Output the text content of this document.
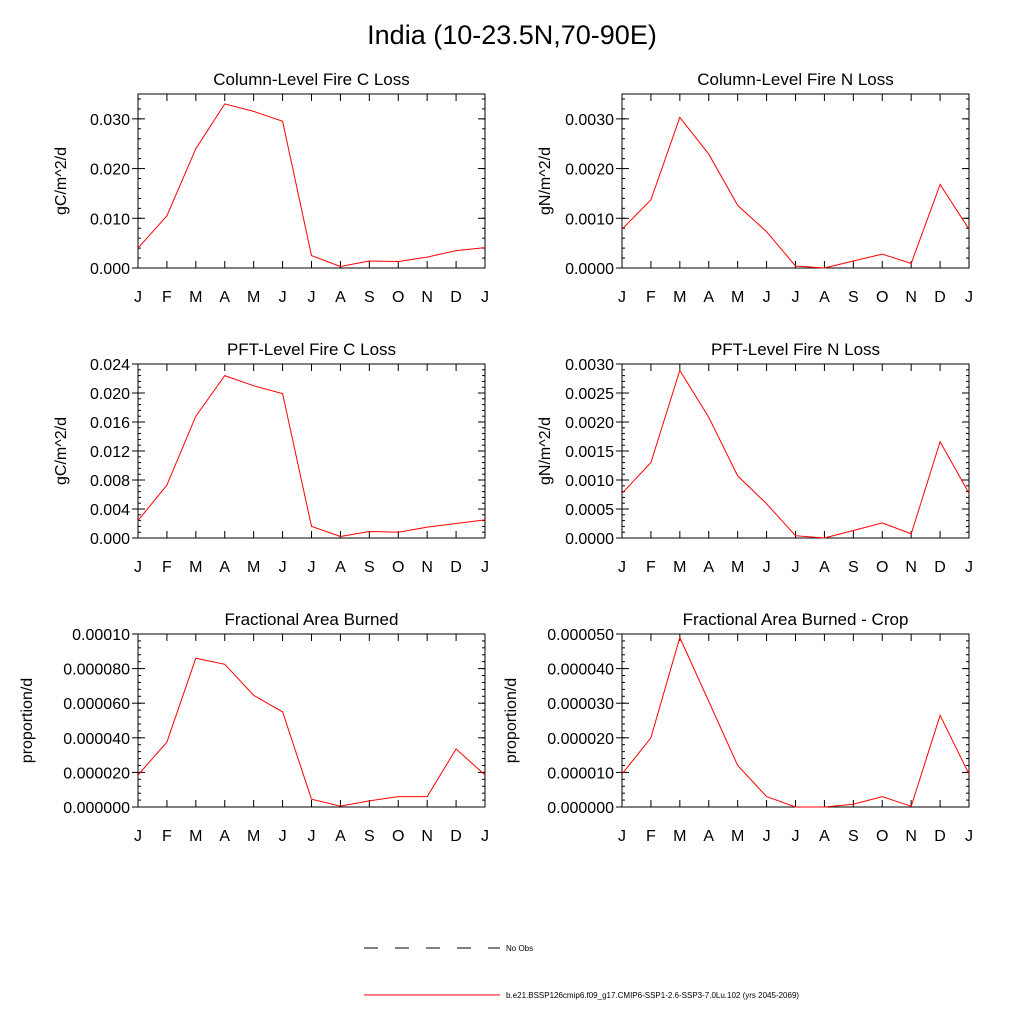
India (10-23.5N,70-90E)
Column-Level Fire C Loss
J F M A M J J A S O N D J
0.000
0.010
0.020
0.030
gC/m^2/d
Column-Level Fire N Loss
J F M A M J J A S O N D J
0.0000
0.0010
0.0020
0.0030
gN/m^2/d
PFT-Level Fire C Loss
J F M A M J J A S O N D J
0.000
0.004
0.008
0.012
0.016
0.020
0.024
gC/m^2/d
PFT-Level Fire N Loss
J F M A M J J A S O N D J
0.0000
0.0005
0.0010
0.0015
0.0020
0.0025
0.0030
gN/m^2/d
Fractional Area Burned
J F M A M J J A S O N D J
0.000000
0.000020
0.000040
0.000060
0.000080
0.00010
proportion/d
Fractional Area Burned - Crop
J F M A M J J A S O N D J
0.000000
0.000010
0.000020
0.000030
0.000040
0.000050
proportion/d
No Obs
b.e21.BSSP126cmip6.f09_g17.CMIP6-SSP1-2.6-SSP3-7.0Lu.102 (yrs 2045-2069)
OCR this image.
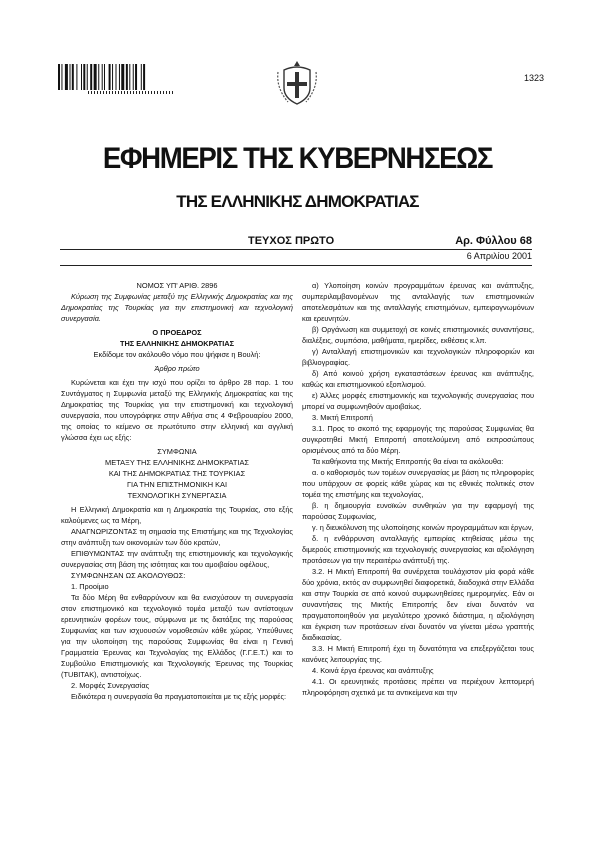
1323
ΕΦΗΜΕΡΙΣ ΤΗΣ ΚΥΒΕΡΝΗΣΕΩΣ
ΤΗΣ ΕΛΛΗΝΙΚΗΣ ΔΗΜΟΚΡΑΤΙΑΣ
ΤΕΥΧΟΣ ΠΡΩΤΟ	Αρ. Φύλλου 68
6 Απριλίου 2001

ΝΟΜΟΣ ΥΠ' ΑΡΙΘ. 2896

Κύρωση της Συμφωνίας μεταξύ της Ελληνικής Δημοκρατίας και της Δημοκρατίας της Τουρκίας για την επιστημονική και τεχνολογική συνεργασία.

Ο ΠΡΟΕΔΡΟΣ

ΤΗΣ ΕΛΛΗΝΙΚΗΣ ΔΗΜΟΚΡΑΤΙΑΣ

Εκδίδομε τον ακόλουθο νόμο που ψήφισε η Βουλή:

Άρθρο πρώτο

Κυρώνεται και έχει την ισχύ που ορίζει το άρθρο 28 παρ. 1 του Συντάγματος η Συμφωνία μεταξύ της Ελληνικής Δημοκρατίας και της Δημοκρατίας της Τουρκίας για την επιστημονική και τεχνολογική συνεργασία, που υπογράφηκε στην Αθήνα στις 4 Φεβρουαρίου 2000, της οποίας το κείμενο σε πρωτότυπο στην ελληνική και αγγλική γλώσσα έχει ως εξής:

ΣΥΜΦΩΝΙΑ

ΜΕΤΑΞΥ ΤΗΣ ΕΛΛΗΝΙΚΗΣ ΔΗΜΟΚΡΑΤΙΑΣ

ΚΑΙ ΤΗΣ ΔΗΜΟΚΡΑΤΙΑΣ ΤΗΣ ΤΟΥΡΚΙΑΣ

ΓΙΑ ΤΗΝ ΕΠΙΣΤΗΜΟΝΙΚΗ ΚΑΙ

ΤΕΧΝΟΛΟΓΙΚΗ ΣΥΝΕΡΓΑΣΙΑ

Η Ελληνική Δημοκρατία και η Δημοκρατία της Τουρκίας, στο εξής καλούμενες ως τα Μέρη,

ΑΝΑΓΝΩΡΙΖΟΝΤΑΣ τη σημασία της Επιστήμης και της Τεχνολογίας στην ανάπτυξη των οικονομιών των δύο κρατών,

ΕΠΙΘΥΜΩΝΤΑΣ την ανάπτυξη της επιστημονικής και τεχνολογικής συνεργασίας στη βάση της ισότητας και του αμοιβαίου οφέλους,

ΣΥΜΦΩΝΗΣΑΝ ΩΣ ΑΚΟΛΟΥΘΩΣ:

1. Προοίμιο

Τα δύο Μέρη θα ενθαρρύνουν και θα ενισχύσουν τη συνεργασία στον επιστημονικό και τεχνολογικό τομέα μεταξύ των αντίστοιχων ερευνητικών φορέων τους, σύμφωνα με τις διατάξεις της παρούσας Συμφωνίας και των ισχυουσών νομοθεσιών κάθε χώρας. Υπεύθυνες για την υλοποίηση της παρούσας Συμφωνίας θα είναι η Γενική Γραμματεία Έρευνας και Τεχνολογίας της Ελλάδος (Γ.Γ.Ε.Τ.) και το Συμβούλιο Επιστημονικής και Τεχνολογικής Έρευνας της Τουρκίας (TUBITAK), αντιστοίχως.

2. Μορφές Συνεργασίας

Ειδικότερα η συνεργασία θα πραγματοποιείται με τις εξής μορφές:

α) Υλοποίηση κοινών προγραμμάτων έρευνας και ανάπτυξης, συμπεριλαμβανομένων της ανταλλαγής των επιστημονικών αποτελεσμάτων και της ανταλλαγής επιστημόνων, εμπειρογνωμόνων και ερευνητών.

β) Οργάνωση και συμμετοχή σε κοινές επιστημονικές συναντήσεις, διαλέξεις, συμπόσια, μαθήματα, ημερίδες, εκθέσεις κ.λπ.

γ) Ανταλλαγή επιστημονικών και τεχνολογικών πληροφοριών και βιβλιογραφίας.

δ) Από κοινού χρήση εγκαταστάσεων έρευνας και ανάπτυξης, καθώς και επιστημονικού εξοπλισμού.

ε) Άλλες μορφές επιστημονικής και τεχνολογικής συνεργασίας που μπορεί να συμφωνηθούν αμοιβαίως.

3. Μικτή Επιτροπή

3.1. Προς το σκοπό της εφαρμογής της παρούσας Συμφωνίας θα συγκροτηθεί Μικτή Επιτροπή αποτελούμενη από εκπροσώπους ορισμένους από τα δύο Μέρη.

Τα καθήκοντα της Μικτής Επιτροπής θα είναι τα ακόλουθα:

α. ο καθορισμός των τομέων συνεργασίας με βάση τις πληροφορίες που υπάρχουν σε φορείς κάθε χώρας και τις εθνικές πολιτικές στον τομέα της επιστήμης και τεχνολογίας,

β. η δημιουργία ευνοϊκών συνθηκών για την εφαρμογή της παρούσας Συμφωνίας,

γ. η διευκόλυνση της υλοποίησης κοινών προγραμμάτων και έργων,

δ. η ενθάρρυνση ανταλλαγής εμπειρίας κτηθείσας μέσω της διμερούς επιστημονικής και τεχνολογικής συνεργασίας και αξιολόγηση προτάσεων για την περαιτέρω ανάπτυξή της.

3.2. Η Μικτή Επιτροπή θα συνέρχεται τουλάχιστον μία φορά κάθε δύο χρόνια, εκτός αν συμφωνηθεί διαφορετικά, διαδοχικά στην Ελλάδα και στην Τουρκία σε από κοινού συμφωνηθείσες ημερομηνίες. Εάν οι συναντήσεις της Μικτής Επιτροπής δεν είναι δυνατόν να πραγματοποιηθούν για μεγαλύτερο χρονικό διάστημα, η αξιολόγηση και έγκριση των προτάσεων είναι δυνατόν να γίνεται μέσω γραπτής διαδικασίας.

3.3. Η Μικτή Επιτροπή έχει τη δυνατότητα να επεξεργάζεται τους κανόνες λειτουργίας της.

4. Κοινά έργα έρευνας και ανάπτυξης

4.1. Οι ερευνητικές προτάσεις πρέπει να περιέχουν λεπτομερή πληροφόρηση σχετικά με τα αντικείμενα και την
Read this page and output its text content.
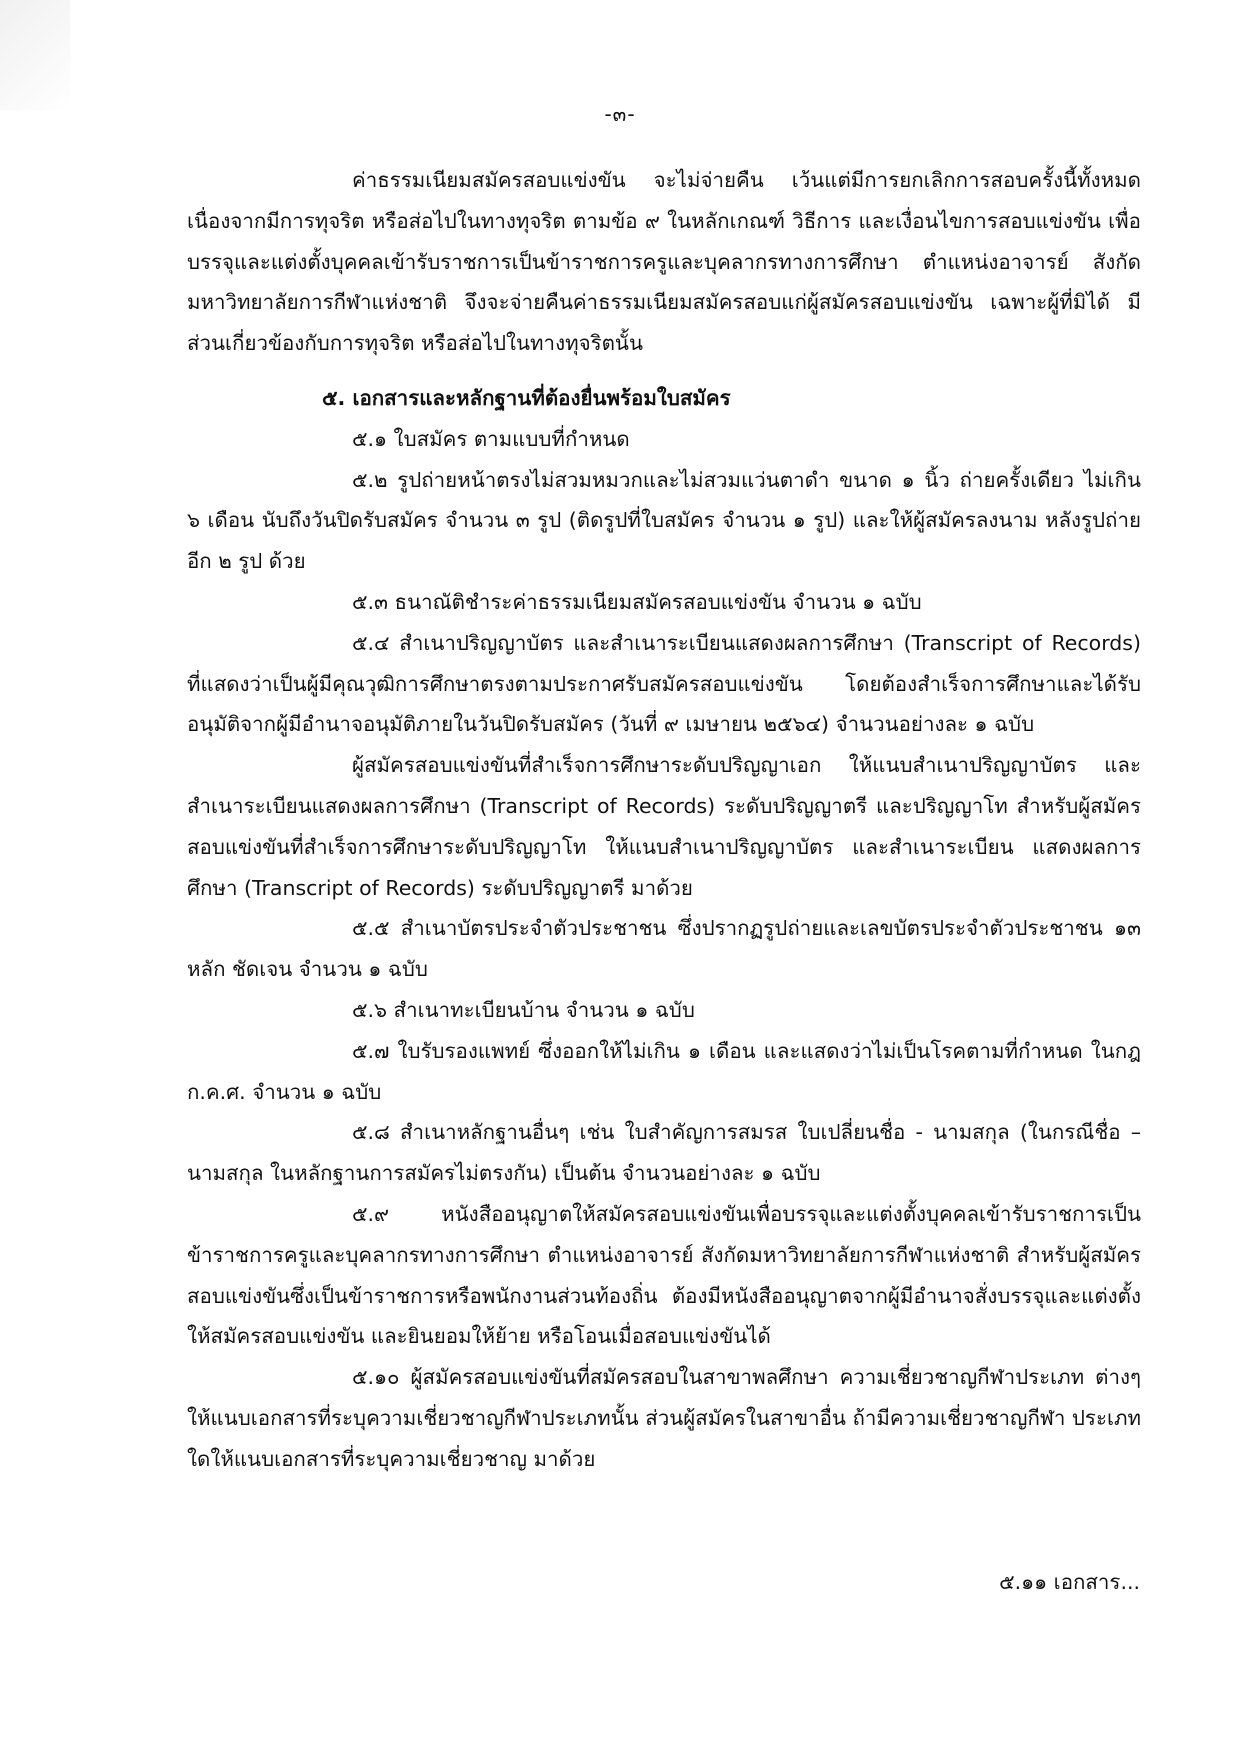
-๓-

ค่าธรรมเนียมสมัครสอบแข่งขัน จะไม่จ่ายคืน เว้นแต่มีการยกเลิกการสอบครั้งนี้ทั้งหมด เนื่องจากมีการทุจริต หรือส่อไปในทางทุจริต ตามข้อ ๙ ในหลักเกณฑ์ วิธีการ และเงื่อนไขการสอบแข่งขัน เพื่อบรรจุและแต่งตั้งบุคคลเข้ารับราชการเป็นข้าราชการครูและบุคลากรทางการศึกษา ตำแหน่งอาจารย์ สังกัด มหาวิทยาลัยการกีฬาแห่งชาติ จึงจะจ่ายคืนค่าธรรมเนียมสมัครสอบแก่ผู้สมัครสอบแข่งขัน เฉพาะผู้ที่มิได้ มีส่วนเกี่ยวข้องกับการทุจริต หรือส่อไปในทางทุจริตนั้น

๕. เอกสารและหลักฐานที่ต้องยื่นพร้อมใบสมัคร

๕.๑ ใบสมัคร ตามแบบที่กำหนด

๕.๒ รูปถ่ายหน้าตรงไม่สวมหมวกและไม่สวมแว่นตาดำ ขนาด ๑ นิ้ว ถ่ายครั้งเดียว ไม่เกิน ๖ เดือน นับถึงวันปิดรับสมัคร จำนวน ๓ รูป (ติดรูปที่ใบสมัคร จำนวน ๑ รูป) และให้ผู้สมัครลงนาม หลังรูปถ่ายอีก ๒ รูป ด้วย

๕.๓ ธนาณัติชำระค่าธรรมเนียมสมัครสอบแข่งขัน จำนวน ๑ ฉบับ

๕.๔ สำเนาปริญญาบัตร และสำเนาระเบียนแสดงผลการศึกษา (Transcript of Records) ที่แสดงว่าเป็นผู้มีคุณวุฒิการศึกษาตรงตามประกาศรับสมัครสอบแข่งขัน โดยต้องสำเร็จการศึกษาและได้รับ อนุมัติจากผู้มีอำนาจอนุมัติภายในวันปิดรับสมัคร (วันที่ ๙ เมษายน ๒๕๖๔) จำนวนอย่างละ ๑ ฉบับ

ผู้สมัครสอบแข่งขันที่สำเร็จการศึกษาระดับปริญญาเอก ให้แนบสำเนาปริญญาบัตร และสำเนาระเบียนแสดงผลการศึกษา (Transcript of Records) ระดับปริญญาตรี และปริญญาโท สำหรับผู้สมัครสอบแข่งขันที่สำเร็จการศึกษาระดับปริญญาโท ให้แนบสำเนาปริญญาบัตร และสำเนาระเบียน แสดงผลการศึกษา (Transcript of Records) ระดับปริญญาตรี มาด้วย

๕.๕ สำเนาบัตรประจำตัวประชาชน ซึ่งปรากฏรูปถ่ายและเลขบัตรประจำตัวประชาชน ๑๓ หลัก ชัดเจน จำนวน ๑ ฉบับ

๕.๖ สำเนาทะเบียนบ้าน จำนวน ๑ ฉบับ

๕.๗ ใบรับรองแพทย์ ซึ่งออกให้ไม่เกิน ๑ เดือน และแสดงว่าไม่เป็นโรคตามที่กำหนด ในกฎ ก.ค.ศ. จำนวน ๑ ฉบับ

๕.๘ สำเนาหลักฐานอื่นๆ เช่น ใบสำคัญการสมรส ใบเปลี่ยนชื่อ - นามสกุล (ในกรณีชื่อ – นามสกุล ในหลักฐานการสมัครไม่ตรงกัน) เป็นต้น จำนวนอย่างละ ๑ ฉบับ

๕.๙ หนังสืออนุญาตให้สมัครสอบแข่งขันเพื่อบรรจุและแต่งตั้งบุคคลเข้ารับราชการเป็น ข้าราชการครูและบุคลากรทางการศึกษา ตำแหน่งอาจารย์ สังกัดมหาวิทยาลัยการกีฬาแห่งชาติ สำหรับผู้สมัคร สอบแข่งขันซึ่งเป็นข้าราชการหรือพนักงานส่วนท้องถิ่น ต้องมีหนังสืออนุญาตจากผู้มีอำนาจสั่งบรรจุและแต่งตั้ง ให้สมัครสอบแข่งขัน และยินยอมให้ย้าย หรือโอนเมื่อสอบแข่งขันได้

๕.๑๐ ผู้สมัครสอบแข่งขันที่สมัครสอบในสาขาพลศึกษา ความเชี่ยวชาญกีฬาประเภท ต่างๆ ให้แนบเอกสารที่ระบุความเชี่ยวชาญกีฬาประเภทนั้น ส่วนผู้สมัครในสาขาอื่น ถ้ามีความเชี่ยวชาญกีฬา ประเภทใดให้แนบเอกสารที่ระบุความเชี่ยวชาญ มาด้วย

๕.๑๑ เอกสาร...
■ ■ ■ ■ ■ ■ ■
* **What the exercise asks**
Find all lines where the word "ยนแสดงผลการศ" appears. Copy them.

* **Written response**
๕.๔ สำเนาปริญญาบัตร และสำเนาระเบียนแสดงผลการศึกษา (Transcript of Records) ที่แสดงว่าเป็นผู้มีคุณวุฒิการศึกษาตรงตามประกาศรับสมัครสอบแข่งขัน โดยต้องสำเร็จการศึกษาและได้รับ อนุมัติจากผู้มีอำนาจอนุมัติภายในวันปิดรับสมัคร (วันที่ ๙ เมษายน ๒๕๖๔) จำนวนอย่างละ ๑ ฉบับ
ผู้สมัครสอบแข่งขันที่สำเร็จการศึกษาระดับปริญญาเอก ให้แนบสำเนาปริญญาบัตร และสำเนาระเบียนแสดงผลการศึกษา (Transcript of Records) ระดับปริญญาตรี และปริญญาโท สำหรับผู้สมัครสอบแข่งขันที่สำเร็จการศึกษาระดับปริญญาโท ให้แนบสำเนาปริญญาบัตร และสำเนาระเบียน แสดงผลการศึกษา (Transcript of Records) ระดับปริญญาตรี มาด้วย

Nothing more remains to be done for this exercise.